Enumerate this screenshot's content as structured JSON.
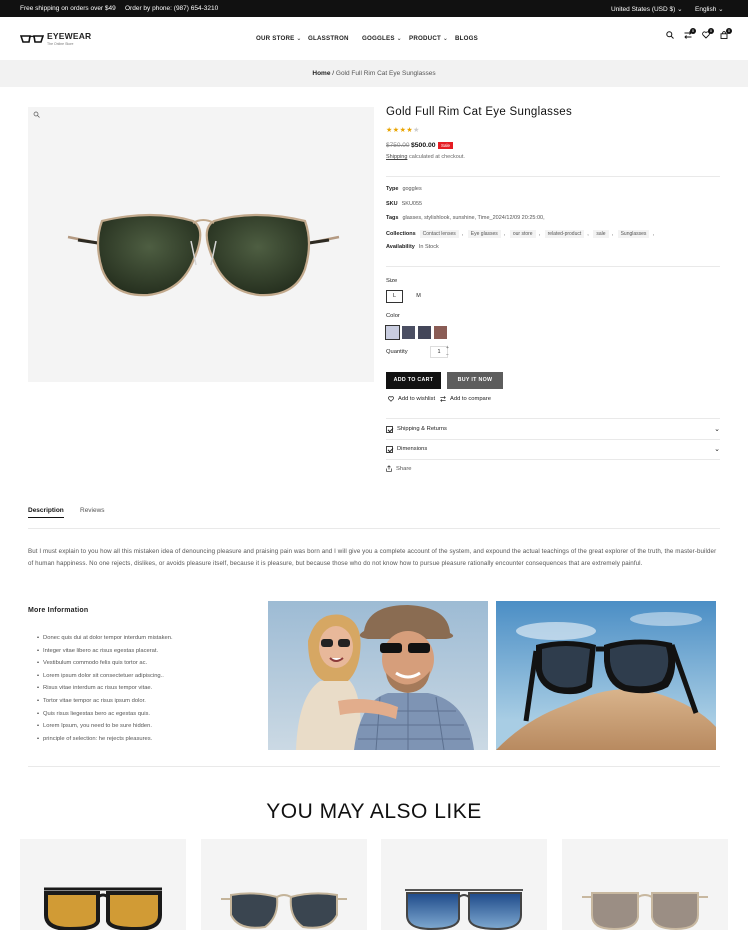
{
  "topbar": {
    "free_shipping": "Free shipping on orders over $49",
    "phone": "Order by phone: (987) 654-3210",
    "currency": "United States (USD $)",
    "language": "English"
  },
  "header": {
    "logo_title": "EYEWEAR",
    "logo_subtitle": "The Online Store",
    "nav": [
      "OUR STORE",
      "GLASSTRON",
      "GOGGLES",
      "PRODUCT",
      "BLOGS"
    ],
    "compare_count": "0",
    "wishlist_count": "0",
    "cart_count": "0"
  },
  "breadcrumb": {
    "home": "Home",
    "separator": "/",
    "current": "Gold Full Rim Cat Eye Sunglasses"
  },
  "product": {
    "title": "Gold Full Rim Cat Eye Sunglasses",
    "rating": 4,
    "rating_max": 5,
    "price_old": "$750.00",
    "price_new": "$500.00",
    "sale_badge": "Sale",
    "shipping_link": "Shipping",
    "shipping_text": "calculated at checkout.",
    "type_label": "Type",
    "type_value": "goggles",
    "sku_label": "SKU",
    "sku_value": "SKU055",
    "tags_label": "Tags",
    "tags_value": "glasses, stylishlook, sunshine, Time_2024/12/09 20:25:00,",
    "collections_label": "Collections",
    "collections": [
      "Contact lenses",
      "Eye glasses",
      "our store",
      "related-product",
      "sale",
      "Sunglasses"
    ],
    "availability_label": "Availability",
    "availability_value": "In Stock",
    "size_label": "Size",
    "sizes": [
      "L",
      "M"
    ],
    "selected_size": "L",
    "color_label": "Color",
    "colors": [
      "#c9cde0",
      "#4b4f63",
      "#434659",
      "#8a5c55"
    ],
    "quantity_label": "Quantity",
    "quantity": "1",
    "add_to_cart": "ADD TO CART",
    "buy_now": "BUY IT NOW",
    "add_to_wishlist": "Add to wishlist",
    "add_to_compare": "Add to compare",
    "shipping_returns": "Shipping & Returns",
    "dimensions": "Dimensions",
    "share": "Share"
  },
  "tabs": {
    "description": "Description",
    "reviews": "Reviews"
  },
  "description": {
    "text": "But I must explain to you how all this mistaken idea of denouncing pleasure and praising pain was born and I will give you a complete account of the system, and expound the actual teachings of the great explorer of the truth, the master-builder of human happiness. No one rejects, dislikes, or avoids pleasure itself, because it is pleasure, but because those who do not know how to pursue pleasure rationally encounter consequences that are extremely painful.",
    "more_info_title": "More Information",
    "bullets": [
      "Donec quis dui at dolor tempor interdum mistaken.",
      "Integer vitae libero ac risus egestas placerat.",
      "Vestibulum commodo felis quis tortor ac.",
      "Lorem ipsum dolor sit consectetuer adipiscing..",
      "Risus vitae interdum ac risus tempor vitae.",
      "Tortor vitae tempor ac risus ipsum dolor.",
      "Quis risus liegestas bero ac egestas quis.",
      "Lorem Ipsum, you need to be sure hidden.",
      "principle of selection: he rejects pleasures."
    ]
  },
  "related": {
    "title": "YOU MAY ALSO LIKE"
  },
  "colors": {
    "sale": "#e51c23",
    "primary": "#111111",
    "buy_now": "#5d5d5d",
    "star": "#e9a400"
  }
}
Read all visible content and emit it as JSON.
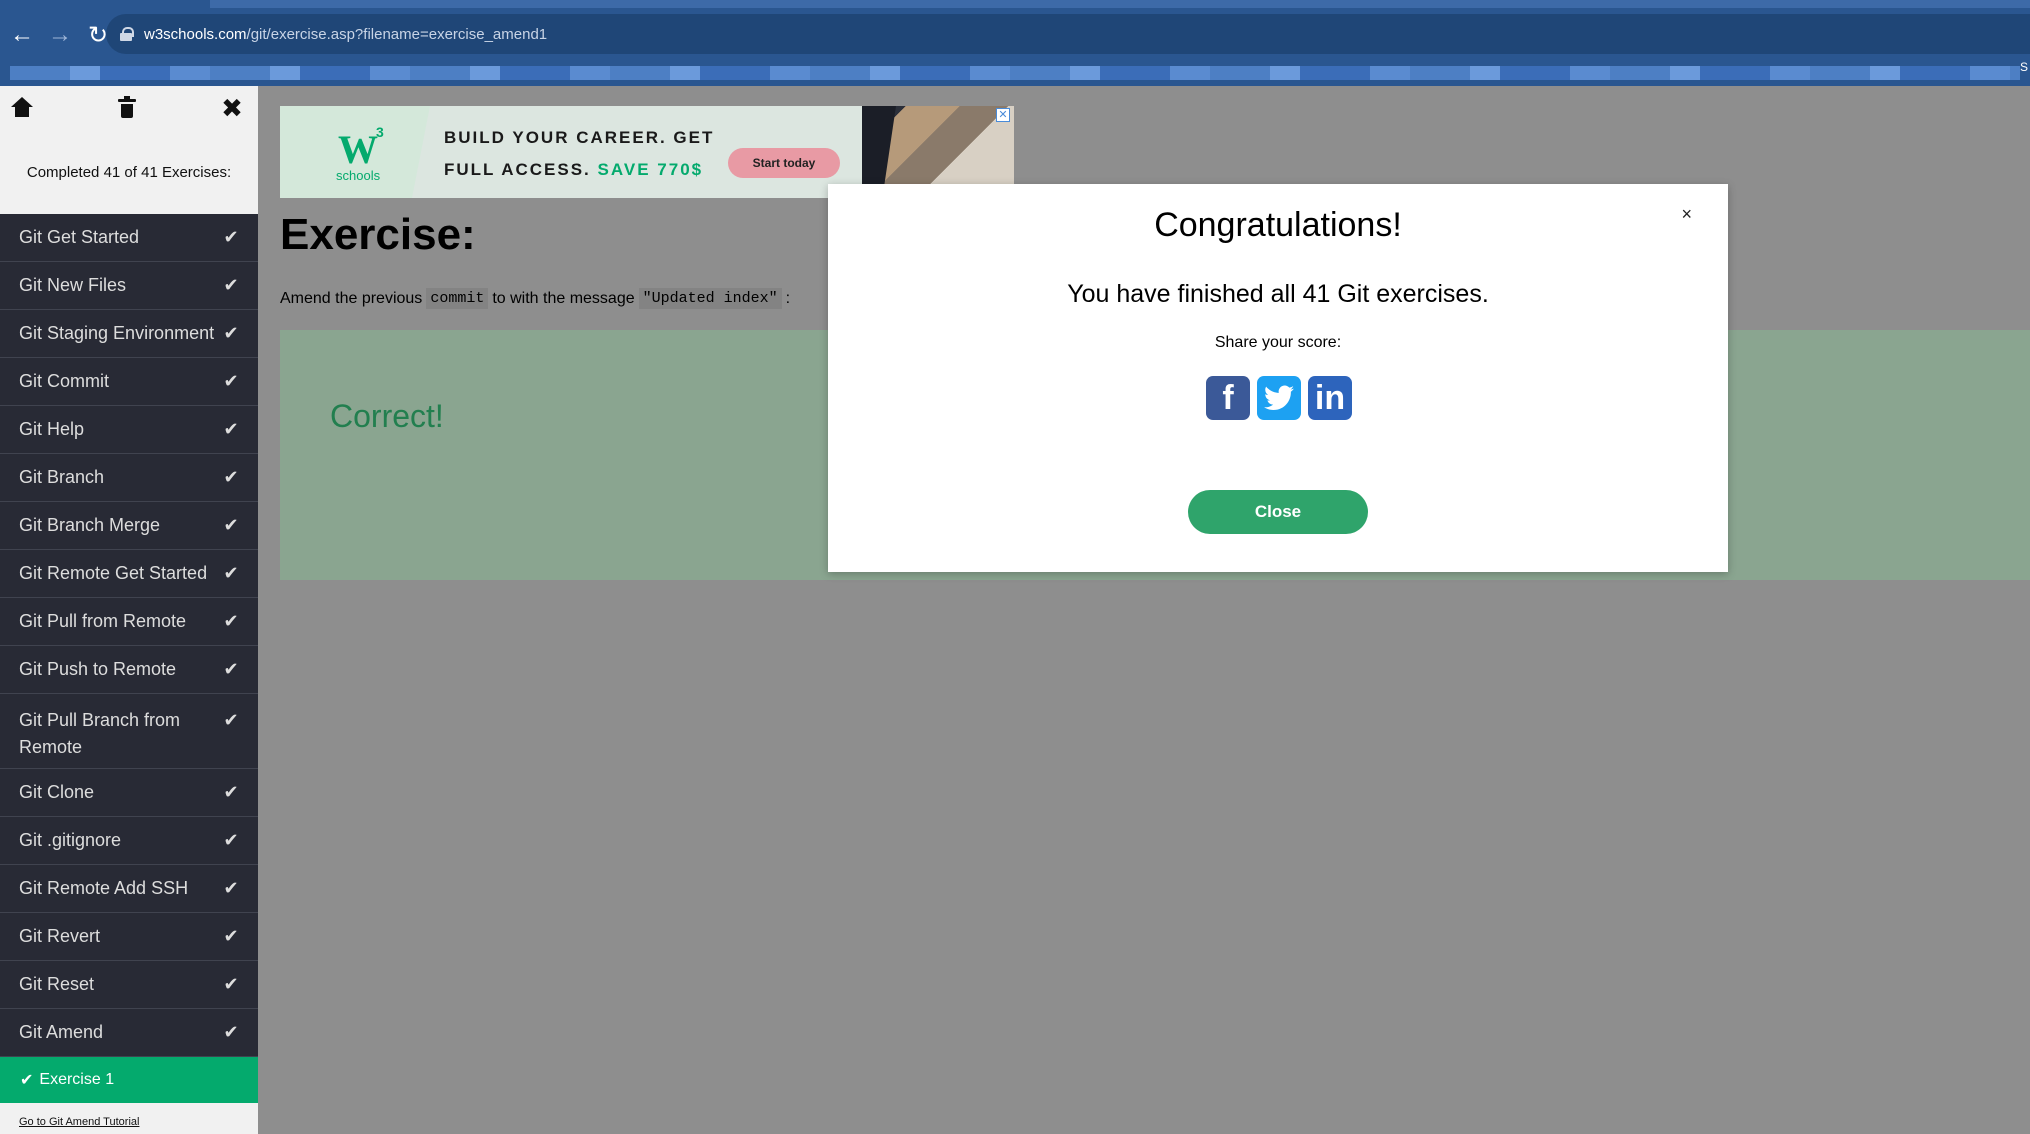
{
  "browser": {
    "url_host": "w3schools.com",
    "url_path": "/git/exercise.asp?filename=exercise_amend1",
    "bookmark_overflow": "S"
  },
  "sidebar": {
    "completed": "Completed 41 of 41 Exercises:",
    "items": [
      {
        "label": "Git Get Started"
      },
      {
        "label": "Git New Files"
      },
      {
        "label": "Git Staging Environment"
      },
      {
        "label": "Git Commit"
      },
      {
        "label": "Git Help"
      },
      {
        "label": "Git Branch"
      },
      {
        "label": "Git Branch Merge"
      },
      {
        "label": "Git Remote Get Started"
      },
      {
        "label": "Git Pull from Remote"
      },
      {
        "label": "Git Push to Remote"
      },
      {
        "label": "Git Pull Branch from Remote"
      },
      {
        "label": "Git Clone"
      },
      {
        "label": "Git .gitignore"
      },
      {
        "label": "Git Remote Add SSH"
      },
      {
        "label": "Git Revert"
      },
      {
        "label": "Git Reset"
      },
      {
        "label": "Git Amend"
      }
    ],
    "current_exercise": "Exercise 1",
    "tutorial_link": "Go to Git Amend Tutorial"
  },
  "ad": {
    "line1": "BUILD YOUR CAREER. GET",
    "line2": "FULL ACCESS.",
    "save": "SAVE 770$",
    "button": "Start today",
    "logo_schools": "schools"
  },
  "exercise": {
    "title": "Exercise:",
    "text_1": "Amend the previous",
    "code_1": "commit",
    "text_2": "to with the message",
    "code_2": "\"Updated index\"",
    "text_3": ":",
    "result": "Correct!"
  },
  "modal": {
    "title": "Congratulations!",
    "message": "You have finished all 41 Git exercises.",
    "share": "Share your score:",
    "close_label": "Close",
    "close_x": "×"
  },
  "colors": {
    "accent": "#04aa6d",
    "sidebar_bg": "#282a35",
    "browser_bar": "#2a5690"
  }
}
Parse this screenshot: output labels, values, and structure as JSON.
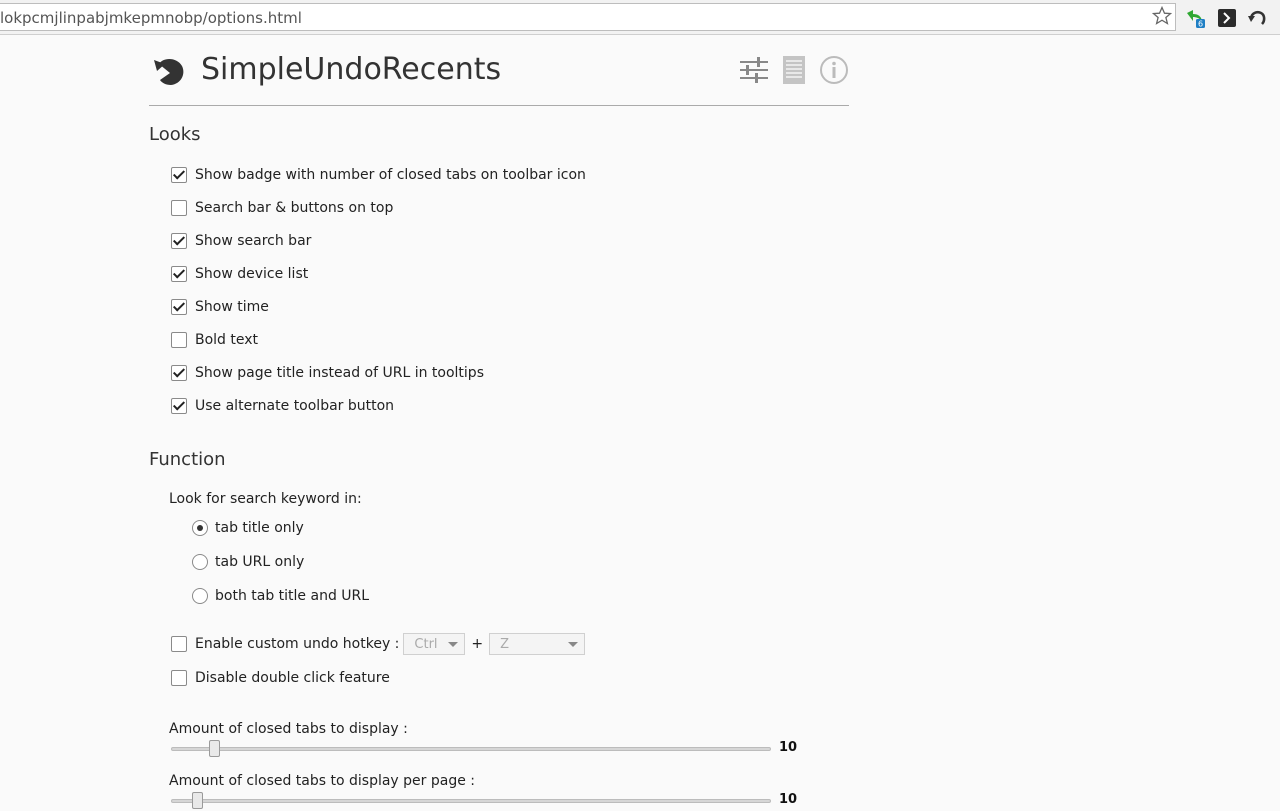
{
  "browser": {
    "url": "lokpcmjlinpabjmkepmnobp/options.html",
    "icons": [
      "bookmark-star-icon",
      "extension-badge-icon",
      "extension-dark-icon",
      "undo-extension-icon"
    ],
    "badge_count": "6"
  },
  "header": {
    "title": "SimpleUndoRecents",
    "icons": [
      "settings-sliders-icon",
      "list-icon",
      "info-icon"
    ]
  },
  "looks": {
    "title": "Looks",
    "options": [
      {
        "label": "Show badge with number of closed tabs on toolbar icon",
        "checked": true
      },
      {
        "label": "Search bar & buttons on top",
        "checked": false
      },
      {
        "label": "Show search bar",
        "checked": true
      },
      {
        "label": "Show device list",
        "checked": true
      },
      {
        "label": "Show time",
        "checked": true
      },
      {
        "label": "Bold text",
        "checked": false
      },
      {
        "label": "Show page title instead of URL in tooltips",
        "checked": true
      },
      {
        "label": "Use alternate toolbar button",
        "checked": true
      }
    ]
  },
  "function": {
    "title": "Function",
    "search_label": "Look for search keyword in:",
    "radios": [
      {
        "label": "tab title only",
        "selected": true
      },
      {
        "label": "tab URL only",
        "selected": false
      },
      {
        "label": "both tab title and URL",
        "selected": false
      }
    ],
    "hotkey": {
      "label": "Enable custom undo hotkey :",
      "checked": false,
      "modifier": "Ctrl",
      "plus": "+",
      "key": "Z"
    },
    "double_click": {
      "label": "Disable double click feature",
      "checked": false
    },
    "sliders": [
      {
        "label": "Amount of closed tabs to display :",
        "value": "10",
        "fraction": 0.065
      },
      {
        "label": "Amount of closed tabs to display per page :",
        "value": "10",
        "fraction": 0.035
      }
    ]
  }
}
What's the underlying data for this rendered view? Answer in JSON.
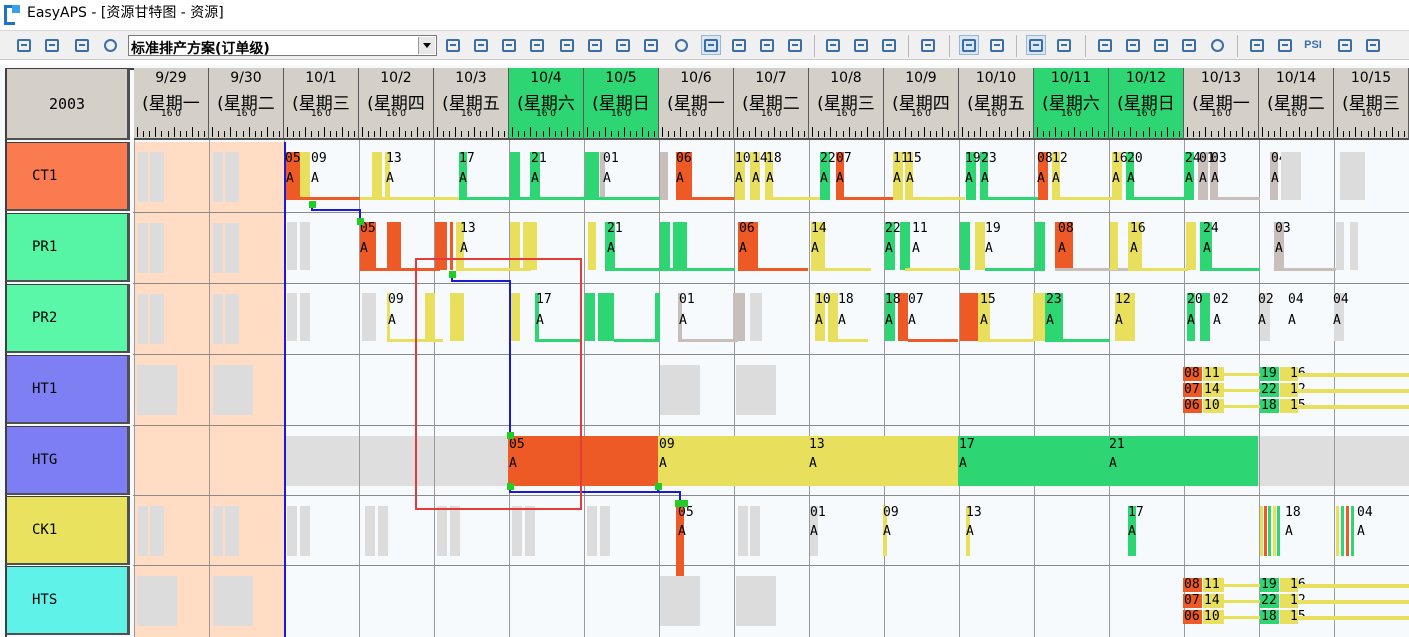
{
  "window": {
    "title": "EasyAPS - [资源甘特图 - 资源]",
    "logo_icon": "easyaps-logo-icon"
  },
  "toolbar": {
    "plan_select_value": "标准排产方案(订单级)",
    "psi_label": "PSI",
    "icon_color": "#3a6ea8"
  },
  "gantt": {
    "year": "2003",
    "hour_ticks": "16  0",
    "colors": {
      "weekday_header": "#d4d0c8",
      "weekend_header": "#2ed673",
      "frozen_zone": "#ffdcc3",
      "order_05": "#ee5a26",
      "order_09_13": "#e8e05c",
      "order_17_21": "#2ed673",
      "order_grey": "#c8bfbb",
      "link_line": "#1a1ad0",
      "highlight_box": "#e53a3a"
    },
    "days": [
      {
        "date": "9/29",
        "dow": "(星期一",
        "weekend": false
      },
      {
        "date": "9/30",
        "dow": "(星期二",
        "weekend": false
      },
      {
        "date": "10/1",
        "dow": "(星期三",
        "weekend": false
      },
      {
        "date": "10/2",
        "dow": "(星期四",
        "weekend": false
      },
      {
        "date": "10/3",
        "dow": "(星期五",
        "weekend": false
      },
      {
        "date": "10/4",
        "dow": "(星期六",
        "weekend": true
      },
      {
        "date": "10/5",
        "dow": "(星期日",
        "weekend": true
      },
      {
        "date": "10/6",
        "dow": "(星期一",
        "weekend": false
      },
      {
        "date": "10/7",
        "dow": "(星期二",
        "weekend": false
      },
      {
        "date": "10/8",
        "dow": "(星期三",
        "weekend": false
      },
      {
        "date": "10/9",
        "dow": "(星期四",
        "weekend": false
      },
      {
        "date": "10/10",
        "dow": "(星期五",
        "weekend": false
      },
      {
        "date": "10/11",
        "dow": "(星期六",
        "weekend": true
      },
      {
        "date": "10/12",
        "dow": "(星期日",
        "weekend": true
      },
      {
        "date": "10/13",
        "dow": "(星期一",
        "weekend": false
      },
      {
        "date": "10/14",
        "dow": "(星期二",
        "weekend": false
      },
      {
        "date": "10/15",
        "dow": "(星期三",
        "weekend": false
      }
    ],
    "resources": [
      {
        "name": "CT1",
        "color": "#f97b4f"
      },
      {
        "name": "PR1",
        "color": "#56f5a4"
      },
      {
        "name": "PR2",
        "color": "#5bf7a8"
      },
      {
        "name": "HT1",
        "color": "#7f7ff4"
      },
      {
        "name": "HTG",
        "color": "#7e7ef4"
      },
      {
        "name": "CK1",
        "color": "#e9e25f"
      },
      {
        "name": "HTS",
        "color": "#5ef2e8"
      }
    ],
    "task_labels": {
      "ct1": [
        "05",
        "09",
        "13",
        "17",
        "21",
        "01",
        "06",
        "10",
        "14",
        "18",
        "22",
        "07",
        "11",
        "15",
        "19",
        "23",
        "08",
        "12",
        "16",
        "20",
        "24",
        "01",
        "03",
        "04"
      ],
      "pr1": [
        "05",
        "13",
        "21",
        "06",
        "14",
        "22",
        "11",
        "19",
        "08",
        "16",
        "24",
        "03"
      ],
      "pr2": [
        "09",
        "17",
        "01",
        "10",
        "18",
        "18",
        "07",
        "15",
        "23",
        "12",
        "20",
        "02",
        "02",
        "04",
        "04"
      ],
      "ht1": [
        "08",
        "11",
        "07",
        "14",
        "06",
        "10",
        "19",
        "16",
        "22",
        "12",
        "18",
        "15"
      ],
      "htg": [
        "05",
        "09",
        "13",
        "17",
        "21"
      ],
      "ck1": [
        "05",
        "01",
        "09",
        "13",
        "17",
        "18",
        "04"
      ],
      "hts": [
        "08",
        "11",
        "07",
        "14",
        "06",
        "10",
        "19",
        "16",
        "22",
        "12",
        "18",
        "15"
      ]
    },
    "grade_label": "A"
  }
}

+ + + + +

> **Task directions**: Locate the word "from" in the entries, and copy every line where it is found.

> **Full output**:
        "label": "Git Pull from Remote"
        "label": "Git Pull Branch from Remote"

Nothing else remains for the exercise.